▶ _EXERCISE REQUIREMENTS_
**1)** Translate this sentence from the question about grouping similar rows into Spanish: "For clarification, I want to group together all rows that have high similarity in both fieldA and fieldB, and have an exact match in codeA and codeB."
**2)** Extend the question about grouping similar rows from its final sentence onward.

问题
I have a dataset of >800k rows (example):
id fieldA fieldB codeA codeB
120 Similar one addrs example1 929292 0006
3490 Similar oh addrs example3 929292 0006
2012 CLOSE CAA addrs example10232 kkda9a 0039
9058 CLASE CAC addrs example01232 kkda9a 0039
9058 NON DONE addrs example010193 kkda9a 0039
48848 OOO AD ADDD addrs example18238 uyMMnn 8303
Field ID is an unique id, both fields codeA and codeB must be the same, but the fields fieldA and fieldB need a Levenshtein distance or similar function. I need to find which rows are very similar based on that. The output could be something on the lines of:
codeA codeB Similar
929292 0006 120;3490
kkda9a 0039 2012;9058
kkda9a 0039 9058
uyMMnn 8303 48848
A distance matrix for a dataset this big wouldn't work and wouldn't make much sense if I have 2 constrainsts like codeA and codeB. I guessing one approach would be a plyr function to split by codeA-codeB, but I'm stuck after that
For clarification, I want to group together all rows that have high similarity in both fieldA and fieldB, and have an exact match in codeA and codeB.

▶ _EXTRACTED DATA_
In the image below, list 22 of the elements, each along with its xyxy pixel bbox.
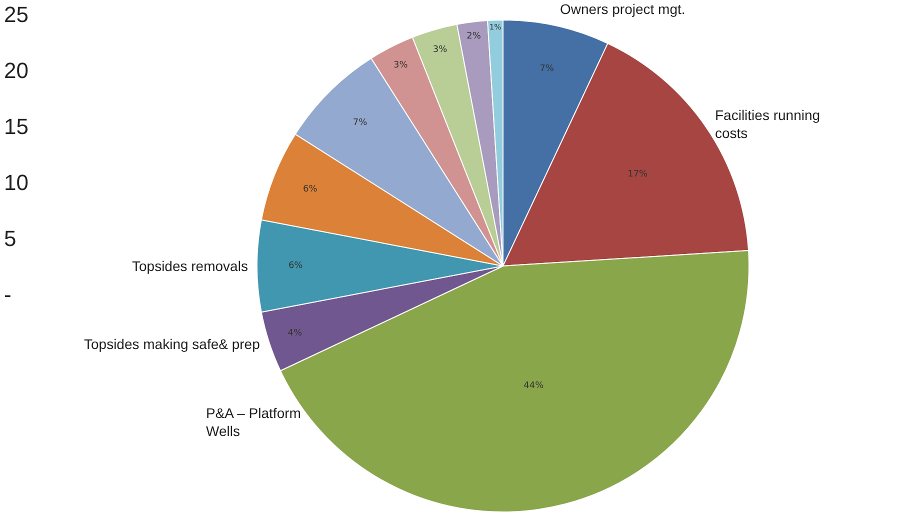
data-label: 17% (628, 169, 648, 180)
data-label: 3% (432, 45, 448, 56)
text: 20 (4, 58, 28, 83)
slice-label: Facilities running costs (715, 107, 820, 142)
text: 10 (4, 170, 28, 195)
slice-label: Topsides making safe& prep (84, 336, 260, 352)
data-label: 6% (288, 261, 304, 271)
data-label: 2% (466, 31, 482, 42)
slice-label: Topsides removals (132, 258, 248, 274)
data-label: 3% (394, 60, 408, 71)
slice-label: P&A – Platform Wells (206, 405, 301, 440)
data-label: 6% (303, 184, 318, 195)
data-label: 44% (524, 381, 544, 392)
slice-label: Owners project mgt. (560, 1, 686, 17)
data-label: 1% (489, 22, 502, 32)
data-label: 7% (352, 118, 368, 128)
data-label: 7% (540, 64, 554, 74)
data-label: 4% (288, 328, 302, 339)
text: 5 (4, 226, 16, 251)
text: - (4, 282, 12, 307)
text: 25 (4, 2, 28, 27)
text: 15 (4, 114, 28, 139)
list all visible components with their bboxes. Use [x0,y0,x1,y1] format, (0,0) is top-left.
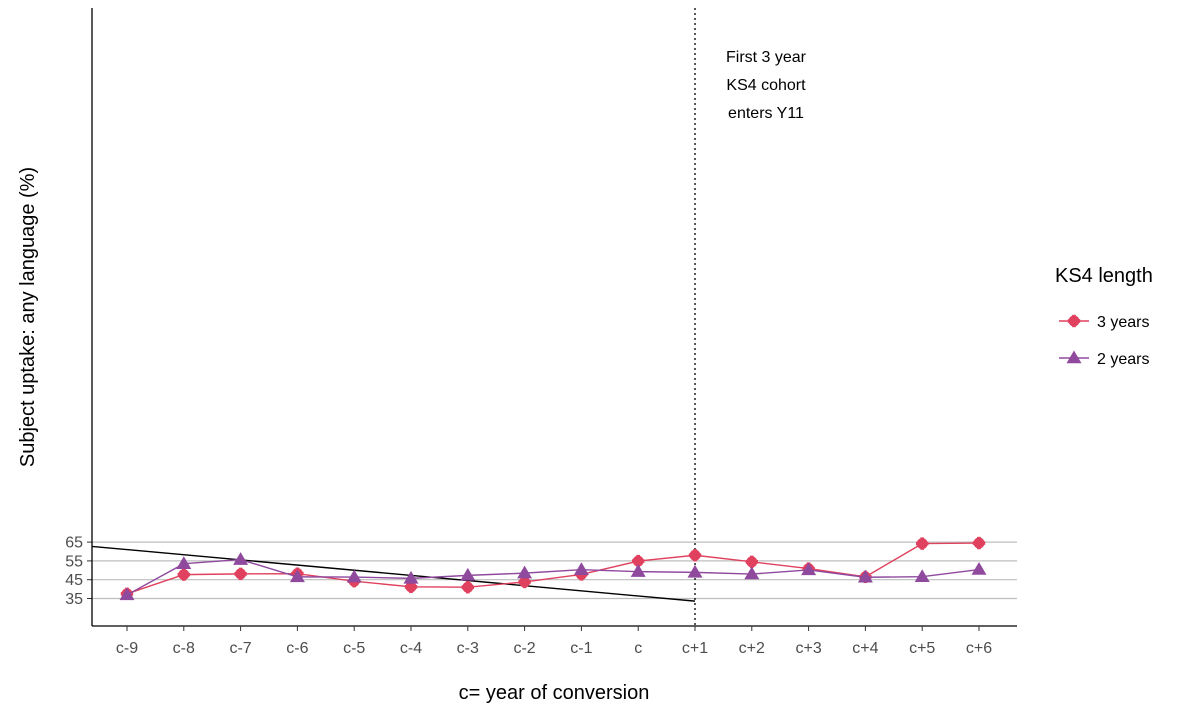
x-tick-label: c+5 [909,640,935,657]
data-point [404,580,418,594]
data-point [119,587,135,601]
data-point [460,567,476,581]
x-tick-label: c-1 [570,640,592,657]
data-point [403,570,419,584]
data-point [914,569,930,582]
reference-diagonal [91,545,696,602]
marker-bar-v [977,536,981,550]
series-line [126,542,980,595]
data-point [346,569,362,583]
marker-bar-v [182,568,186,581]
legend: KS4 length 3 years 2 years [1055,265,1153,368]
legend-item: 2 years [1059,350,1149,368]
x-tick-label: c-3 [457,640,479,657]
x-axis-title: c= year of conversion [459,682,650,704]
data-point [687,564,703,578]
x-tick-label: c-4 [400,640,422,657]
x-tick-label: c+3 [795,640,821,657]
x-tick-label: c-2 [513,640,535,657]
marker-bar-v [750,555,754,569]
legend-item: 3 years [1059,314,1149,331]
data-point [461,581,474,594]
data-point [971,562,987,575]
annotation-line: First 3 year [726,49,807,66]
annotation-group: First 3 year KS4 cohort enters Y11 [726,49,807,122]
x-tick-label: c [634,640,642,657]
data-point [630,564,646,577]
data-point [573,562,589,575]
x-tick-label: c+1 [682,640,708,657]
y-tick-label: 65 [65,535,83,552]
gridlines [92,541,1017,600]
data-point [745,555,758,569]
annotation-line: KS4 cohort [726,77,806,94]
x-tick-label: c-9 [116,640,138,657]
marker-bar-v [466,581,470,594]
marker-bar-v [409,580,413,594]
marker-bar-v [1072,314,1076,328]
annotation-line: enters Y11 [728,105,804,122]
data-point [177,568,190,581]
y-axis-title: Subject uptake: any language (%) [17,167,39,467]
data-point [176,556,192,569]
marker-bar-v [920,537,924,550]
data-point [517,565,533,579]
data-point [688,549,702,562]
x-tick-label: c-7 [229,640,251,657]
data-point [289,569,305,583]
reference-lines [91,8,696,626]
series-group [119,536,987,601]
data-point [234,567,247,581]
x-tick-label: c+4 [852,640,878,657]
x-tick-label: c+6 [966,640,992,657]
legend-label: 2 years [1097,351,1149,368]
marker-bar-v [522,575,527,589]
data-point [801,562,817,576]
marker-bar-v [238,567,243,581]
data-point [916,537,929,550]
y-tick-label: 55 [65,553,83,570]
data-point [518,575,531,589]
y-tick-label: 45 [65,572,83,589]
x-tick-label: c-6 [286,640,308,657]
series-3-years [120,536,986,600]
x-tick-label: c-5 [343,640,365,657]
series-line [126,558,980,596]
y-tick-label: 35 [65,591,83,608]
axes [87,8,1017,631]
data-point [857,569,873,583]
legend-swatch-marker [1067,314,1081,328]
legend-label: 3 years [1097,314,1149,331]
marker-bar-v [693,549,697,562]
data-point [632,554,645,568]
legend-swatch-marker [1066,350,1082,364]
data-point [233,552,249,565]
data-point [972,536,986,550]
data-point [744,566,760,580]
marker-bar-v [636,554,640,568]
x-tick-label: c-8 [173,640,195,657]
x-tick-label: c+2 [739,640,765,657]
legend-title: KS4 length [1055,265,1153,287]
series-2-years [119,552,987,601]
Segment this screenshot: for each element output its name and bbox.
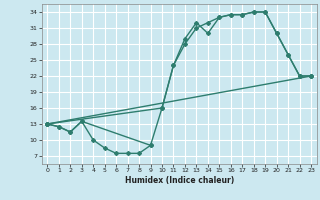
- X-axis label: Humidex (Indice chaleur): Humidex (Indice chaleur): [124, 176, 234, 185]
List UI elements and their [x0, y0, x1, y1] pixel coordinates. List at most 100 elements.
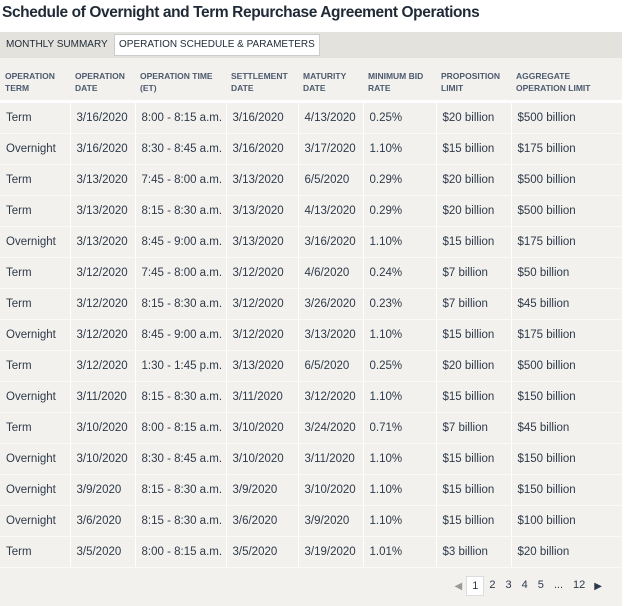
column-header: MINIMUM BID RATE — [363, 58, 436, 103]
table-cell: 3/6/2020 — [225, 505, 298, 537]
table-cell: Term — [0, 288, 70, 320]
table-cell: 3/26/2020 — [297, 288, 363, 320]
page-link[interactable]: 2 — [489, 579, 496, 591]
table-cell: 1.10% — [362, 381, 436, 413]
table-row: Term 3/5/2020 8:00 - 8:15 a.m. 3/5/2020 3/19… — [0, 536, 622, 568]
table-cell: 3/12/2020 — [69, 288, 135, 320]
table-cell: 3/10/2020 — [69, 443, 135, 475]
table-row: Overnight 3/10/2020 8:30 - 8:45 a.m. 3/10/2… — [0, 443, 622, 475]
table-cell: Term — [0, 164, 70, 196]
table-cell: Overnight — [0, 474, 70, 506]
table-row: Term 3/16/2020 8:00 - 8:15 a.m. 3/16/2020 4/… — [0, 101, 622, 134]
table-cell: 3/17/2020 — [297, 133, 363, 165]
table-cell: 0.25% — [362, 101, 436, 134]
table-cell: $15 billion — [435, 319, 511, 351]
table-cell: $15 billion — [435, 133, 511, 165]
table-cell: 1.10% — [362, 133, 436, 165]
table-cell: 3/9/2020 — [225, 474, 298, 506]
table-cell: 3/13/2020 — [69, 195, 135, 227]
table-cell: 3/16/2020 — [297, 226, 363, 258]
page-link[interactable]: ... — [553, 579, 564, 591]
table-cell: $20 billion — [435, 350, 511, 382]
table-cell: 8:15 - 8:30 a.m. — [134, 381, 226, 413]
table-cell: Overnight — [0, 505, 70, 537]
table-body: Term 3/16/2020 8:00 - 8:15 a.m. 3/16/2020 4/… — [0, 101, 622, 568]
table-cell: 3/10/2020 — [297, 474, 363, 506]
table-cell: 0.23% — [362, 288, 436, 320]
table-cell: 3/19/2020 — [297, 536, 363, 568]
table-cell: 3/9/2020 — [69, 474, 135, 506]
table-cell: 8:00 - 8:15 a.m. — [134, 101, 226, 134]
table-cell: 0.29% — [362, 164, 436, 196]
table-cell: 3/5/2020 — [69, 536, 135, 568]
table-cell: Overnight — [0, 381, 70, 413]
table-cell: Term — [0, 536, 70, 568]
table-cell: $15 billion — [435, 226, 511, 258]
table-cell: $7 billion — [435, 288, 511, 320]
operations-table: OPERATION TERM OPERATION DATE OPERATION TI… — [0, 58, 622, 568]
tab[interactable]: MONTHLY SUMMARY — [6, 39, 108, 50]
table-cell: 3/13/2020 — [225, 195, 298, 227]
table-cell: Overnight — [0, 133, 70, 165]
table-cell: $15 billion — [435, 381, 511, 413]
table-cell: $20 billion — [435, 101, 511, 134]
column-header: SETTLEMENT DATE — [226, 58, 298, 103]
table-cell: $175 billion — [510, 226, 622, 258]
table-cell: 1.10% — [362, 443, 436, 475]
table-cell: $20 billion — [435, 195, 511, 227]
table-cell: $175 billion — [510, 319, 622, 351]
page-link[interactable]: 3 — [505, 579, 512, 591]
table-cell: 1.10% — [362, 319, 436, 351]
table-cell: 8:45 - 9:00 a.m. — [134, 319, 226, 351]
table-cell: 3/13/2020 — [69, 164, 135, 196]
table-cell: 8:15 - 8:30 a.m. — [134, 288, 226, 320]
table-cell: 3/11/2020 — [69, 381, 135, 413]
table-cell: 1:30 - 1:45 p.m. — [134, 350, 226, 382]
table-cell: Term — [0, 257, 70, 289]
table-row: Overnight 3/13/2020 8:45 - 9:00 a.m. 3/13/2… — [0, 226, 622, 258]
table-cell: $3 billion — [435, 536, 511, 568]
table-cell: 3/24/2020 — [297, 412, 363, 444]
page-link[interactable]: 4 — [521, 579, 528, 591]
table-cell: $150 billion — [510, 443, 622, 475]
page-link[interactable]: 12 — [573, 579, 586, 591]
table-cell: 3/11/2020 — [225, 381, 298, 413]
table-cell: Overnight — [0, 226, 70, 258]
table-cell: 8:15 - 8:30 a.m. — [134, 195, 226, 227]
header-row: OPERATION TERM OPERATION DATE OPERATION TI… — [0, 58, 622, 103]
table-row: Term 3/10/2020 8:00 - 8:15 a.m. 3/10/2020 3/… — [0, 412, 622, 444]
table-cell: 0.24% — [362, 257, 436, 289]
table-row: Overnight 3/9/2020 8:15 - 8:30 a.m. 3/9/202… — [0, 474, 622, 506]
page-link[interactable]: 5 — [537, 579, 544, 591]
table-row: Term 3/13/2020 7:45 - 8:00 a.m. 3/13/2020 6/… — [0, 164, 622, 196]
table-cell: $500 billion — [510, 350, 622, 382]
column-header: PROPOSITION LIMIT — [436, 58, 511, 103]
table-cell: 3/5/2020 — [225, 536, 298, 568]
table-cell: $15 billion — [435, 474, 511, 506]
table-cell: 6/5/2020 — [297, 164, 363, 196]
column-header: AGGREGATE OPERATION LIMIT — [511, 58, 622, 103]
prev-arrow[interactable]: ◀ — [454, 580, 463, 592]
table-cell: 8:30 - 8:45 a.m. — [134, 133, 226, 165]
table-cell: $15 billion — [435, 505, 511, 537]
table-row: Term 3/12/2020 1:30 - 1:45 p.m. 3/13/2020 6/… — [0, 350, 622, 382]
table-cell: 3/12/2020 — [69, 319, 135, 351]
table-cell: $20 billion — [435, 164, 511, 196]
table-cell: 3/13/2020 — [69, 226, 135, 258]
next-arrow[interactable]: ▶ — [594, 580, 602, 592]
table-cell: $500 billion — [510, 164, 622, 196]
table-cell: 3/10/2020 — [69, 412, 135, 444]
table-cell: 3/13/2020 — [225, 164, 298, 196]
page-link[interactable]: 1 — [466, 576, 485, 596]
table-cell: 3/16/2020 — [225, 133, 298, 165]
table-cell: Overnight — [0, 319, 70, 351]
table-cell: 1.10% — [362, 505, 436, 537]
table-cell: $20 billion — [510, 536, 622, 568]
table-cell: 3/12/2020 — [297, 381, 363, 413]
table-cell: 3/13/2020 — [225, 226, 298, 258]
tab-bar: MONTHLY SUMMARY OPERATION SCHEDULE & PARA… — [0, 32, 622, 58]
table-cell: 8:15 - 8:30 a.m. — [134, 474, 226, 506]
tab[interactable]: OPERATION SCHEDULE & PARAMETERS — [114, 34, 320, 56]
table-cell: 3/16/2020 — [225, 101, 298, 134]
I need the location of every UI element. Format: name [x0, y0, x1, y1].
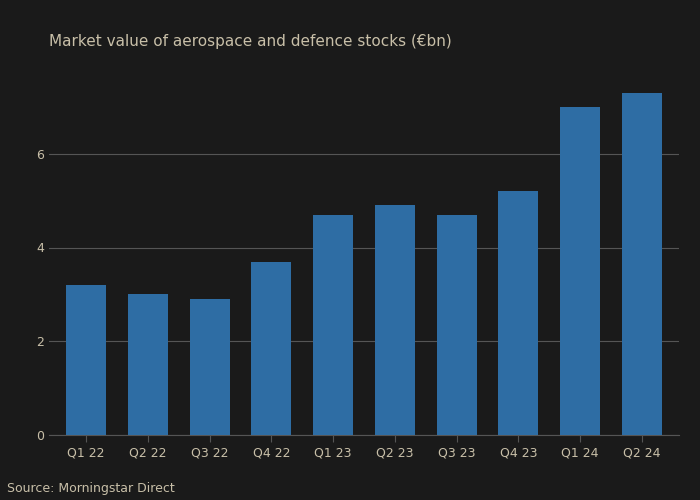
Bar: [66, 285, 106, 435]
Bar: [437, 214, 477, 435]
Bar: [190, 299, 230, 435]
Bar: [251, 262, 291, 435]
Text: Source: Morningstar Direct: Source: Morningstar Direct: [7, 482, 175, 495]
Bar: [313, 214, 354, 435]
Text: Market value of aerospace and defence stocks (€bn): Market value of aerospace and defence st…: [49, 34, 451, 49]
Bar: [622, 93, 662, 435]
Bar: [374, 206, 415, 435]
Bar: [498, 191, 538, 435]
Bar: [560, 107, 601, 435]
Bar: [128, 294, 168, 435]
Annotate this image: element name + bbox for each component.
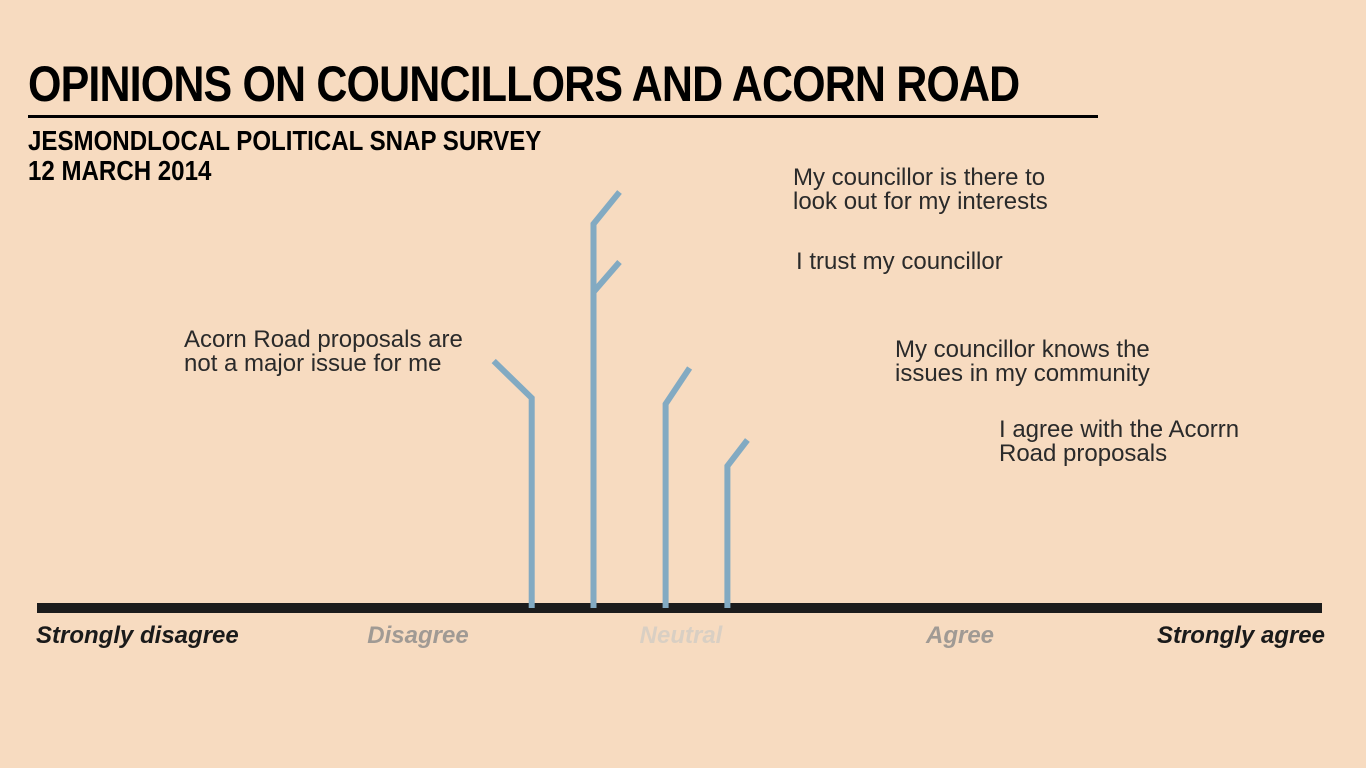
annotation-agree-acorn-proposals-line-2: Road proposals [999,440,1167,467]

▶ _TASK-BY-TASK OUTPUTS_
**1)** Para aclarar, quiero agrupar todas las filas que tengan una gran similitud tanto en fieldA como en fieldB y que coincidan exactamente en codeA y codeB.

**2)**
EDIT:
Following David DeWert idea, something along this line seem to work for each codeA-codeB group, not a nice output put seems a step in the right way:
library(stringdist)
clustering<-function(x){
if(nrow(x)>1){{d<-stringdistmatrix(paste(x$fieldA,x$fieldB),paste(x$fieldA,x$fieldB),method = "qgram")
rownames(d)<-x$id
hc <- hclust(as.dist(d))
#I need to evaluate correctly this cutting
res<-cutree(hc,h=5)
#This returns a list, one element for each cluster found and a named vector inside with the elements
return(res)
}else{
res<-1
names(res)<-x$id
return(res)
}
}
Now I need to find a way to split the dataframe in codeA-codeB groups and apply this function to them.
EDIT2:
I managed a "good enough" approach for this using the previous function clustering and the plyr package.
result<-dlply(testDF,.(codeA,codeB),clustering)
This creates a list with each of the "group by codeA,codeB" like:
$`929292.0006`
120 3490
1 1
$kkda9a.0039
2012 9058 9058
1 1 2
$uyMMnn.8303
48848
1
attr(,"split_type")
[1] "data.frame"
attr(,"split_labels")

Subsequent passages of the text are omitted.